Di Francesca Santoro
Siamo a metà di aprile, la BCBF24 si è appena conclusa (evviva la BCBF!) e sono pronta a scommettere una pizza che sui nostri tavoli risiede ancora – guardato con amore e rispetto – almeno un mucchietto di biglietti da visita, cartoline o adesivi geniali che aspettano solo di entrare a far parte del nostro habitat.
Naturalmente ci sono professionisti meno sentimentali o feticisti che riorganizzano le risorse subito (ne conosco almeno una qui), ma sono certa che anche loro in questo momento sanno esattamente di cosa stia parlando. Della (apparente) generosità della Bologna Children’s Book Fair, la BiccìBiEffe per noi bolognesi.
Perché “apparente”, anche se tra parentesi? Perché il lavoro è generoso solo rarissime volte.
E questo è il momento giusto per un’ammissione pubblica: io sono un’impostora. Non illustro nulla, non so nemmeno disegnare o tenere una matita senza che mi tremi la mano o che una ditata mi macchi il foglio.
Dell’impostorietà (o impostura) come approccio alla vita: il muro
Questa consapevolezza mi accompagna a braccetto ogni anno durante il mio giro in fiera e si palesa con prepotenza – come l’armadillo di Zerocalcare – davanti al Muro, che ad ogni edizione guadagna qualche decina di metri in più.

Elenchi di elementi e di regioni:
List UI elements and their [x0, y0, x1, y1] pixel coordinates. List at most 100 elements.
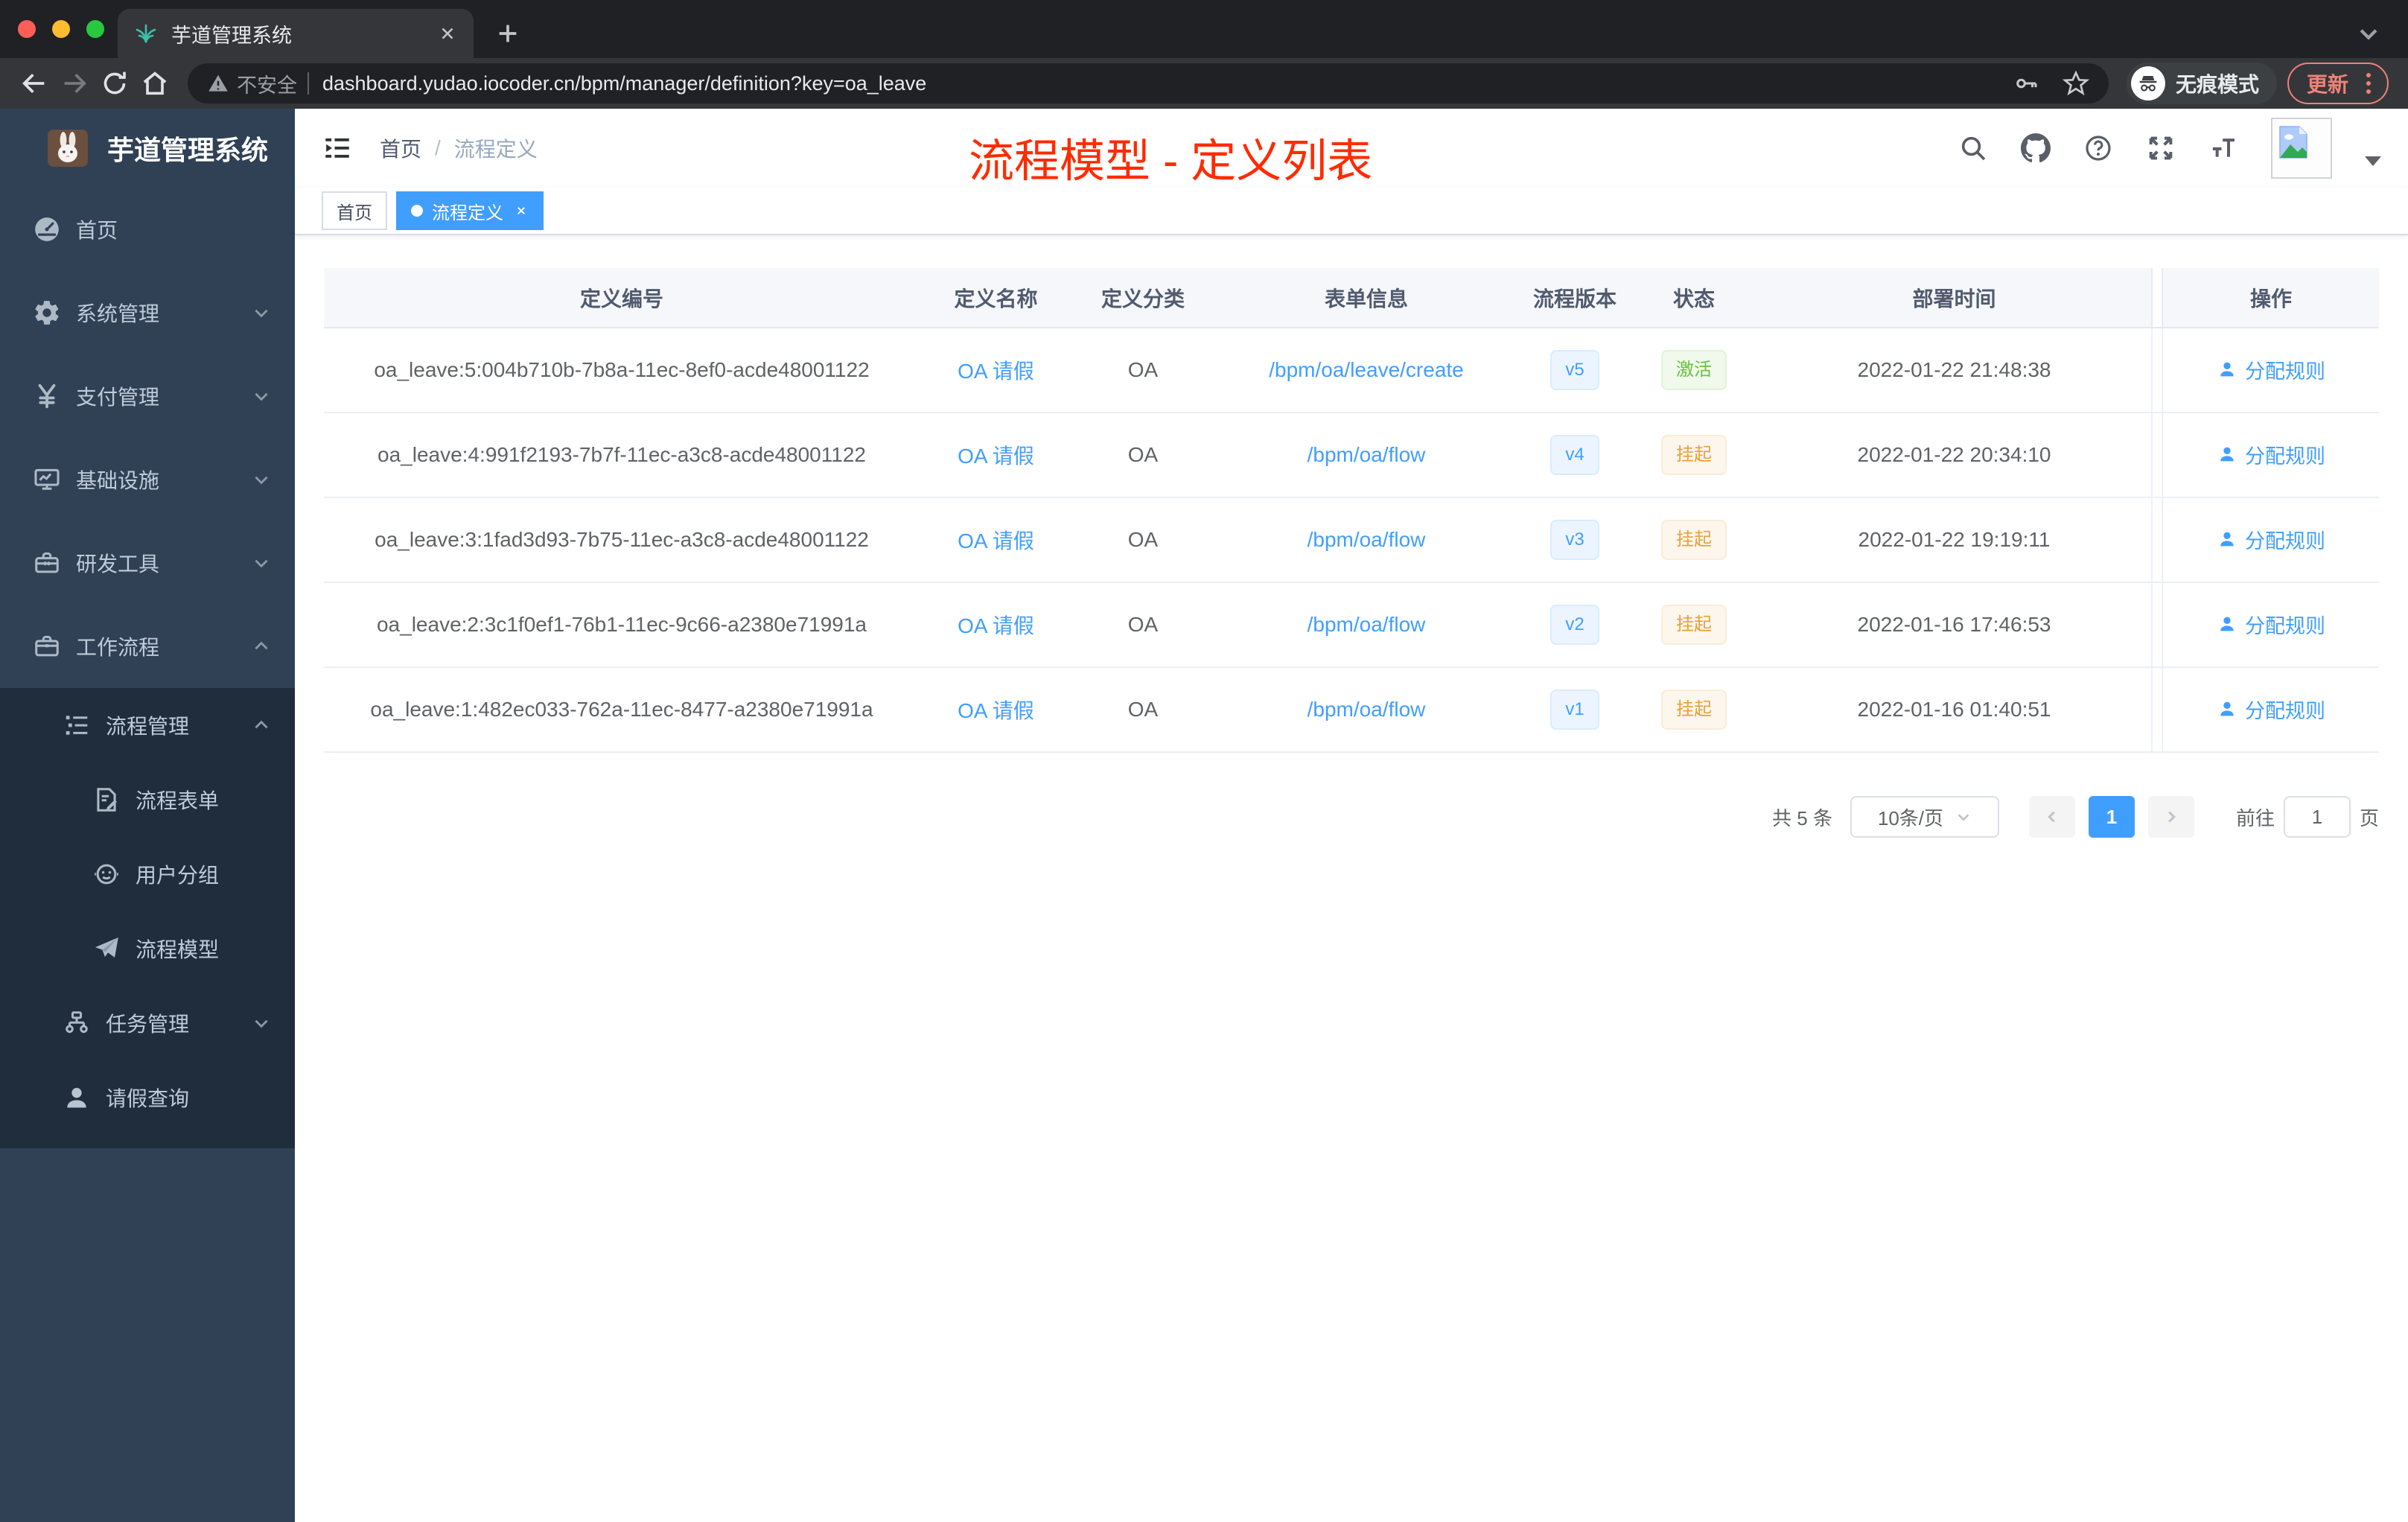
- table-row: oa_leave:1:482ec033-762a-11ec-8477-a2380…: [324, 667, 2379, 753]
- sidebar-item-infrastructure[interactable]: 基础设施: [0, 438, 295, 521]
- current-page-button[interactable]: 1: [2088, 796, 2135, 838]
- definition-name-link[interactable]: OA 请假: [958, 445, 1034, 468]
- definition-name-link[interactable]: OA 请假: [958, 529, 1034, 553]
- cell-deploy-time: 2022-01-22 20:34:10: [1757, 413, 2152, 498]
- form-link[interactable]: /bpm/oa/flow: [1307, 528, 1426, 551]
- robot-icon: [95, 864, 118, 885]
- kebab-menu-icon[interactable]: [2362, 73, 2375, 94]
- user-icon: [2220, 532, 2234, 547]
- sidebar-item-process-model[interactable]: 流程模型: [0, 911, 295, 986]
- monitor-icon: [34, 468, 60, 490]
- col-status: 状态: [1631, 268, 1757, 328]
- assign-rule-link[interactable]: 分配规则: [2217, 525, 2325, 554]
- status-badge: 挂起: [1661, 605, 1727, 645]
- page-unit-label: 页: [2359, 806, 2379, 830]
- cell-definition-id: oa_leave:4:991f2193-7b7f-11ec-a3c8-acde4…: [324, 413, 920, 498]
- browser-update-menu[interactable]: 更新: [2287, 63, 2389, 104]
- bookmark-star-icon[interactable]: [2062, 70, 2089, 97]
- definition-name-link[interactable]: OA 请假: [958, 699, 1034, 722]
- page-size-select[interactable]: 10条/页: [1850, 796, 1999, 838]
- tag-label: 首页: [337, 203, 372, 223]
- assign-rule-link[interactable]: 分配规则: [2217, 610, 2325, 639]
- user-icon: [2220, 617, 2234, 631]
- home-button[interactable]: [140, 69, 170, 98]
- sidebar-item-workflow[interactable]: 工作流程: [0, 605, 295, 688]
- active-dot: [411, 205, 423, 217]
- window-controls: [18, 20, 104, 38]
- incognito-label: 无痕模式: [2175, 73, 2259, 96]
- sidebar-item-system[interactable]: 系统管理: [0, 271, 295, 354]
- address-bar[interactable]: 不安全 dashboard.yudao.iocoder.cn/bpm/manag…: [188, 63, 2109, 104]
- sidebar-logo[interactable]: 芋道管理系统: [0, 109, 295, 188]
- cell-category: OA: [1072, 413, 1214, 498]
- reload-button[interactable]: [100, 69, 130, 98]
- tag-close-icon[interactable]: [514, 203, 529, 218]
- assign-rule-link[interactable]: 分配规则: [2217, 695, 2325, 724]
- form-link[interactable]: /bpm/oa/flow: [1307, 698, 1426, 721]
- sidebar-item-label: 基础设施: [76, 469, 160, 492]
- avatar[interactable]: [2271, 118, 2332, 179]
- col-deploy-time: 部署时间: [1757, 268, 2152, 328]
- sidebar-fold-icon[interactable]: [322, 133, 353, 164]
- next-page-button[interactable]: [2147, 796, 2194, 838]
- caret-down-icon[interactable]: [2365, 156, 2381, 166]
- sidebar-item-process-form[interactable]: 流程表单: [0, 762, 295, 837]
- sidebar-item-home[interactable]: 首页: [0, 188, 295, 271]
- goto-page-input[interactable]: [2283, 796, 2351, 838]
- cell-category: OA: [1072, 667, 1214, 753]
- new-tab-button[interactable]: [495, 21, 520, 46]
- tag-home[interactable]: 首页: [322, 191, 387, 230]
- sidebar-item-user-group[interactable]: 用户分组: [0, 837, 295, 911]
- incognito-badge: 无痕模式: [2126, 63, 2277, 104]
- sidebar-item-leave-query[interactable]: 请假查询: [0, 1060, 295, 1135]
- page-content: 定义编号 定义名称 定义分类 表单信息 流程版本 状态 部署时间 操作 oa_l…: [295, 235, 2408, 838]
- update-label: 更新: [2306, 73, 2348, 96]
- password-key-icon[interactable]: [2013, 70, 2040, 97]
- browser-tab[interactable]: 芋道管理系统: [118, 9, 474, 58]
- chevron-down-icon: [255, 1019, 268, 1028]
- assign-rule-link[interactable]: 分配规则: [2217, 355, 2325, 384]
- cell-category: OA: [1072, 497, 1214, 583]
- form-link[interactable]: /bpm/oa/flow: [1307, 443, 1426, 466]
- broken-image-icon: [2279, 126, 2307, 159]
- question-icon[interactable]: [2083, 133, 2113, 163]
- col-actions: 操作: [2162, 268, 2379, 328]
- form-edit-icon: [97, 788, 117, 812]
- breadcrumb-home[interactable]: 首页: [380, 133, 421, 163]
- navbar-actions: [1958, 118, 2381, 179]
- tag-process-definition[interactable]: 流程定义: [396, 191, 544, 230]
- search-icon[interactable]: [1958, 133, 1988, 163]
- version-badge: v4: [1550, 435, 1599, 475]
- window-zoom-button[interactable]: [86, 20, 104, 38]
- user-icon: [2220, 447, 2234, 462]
- font-size-icon[interactable]: [2208, 133, 2238, 163]
- github-icon[interactable]: [2021, 133, 2051, 163]
- assign-rule-link[interactable]: 分配规则: [2217, 440, 2325, 469]
- back-button[interactable]: [19, 69, 49, 98]
- sidebar-item-label: 支付管理: [76, 386, 160, 409]
- fullscreen-icon[interactable]: [2146, 133, 2176, 163]
- definition-name-link[interactable]: OA 请假: [958, 360, 1034, 383]
- sidebar-item-task-management[interactable]: 任务管理: [0, 986, 295, 1060]
- tab-title: 芋道管理系统: [171, 24, 292, 47]
- incognito-icon: [2130, 66, 2165, 101]
- user-icon: [67, 1088, 86, 1108]
- app-title: 芋道管理系统: [107, 135, 269, 165]
- col-definition-id: 定义编号: [324, 268, 920, 328]
- tab-search-chevron-icon[interactable]: [2356, 21, 2381, 46]
- tag-label: 流程定义: [432, 203, 503, 223]
- prev-page-button[interactable]: [2028, 796, 2075, 838]
- form-link[interactable]: /bpm/oa/flow: [1307, 613, 1426, 636]
- sidebar-item-process-management[interactable]: 流程管理: [0, 688, 295, 762]
- window-minimize-button[interactable]: [52, 20, 70, 38]
- form-link[interactable]: /bpm/oa/leave/create: [1269, 358, 1464, 381]
- sidebar-item-label: 研发工具: [76, 553, 160, 576]
- sidebar-item-payment[interactable]: 支付管理: [0, 354, 295, 438]
- definition-name-link[interactable]: OA 请假: [958, 614, 1034, 637]
- sidebar-item-dev-tools[interactable]: 研发工具: [0, 521, 295, 605]
- page-size-value: 10条/页: [1877, 806, 1944, 830]
- window-close-button[interactable]: [18, 20, 36, 38]
- forward-button[interactable]: [60, 69, 89, 98]
- tab-close-icon[interactable]: [438, 24, 457, 43]
- org-tree-icon: [66, 1011, 88, 1034]
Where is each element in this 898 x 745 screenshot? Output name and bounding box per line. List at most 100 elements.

Esercizi:
1. Nel brano sulla fiera di Bologna, con quale nome i bolognesi chiamano la Bologna Children's Book Fair?
2. Trascrivi dal brano sulla fiera di Bologna la parte che si apre con le parole contenenti "Di Francesca Santoro" e si chiude con "del nostro habitat.".
3. Secondo il brano sulla fiera di Bologna, queste affermazioni sono vere? (a) Chi scrive sa disegnare. (b) Il Muro diventa più lungo a ogni edizione. (c) A metà aprile la BCBF24 era ancora in corso.

Risposte per esercizio:
1. La chiamano "la BiccìBiEffe".

2.
Di Francesca Santoro
Siamo a metà di aprile, la BCBF24 si è appena conclusa (evviva la BCBF!) e sono pronta a scommettere una pizza che sui nostri tavoli risiede ancora – guardato con amore e rispetto – almeno un mucchietto di biglietti da visita, cartoline o adesivi geniali che aspettano solo di entrare a far parte del nostro habitat.

3.
(a) No: "Non illustro nulla, non so nemmeno disegnare".
(b) Sì: "ad ogni edizione guadagna qualche decina di metri in più".
(c) No: "la BCBF24 si è appena conclusa".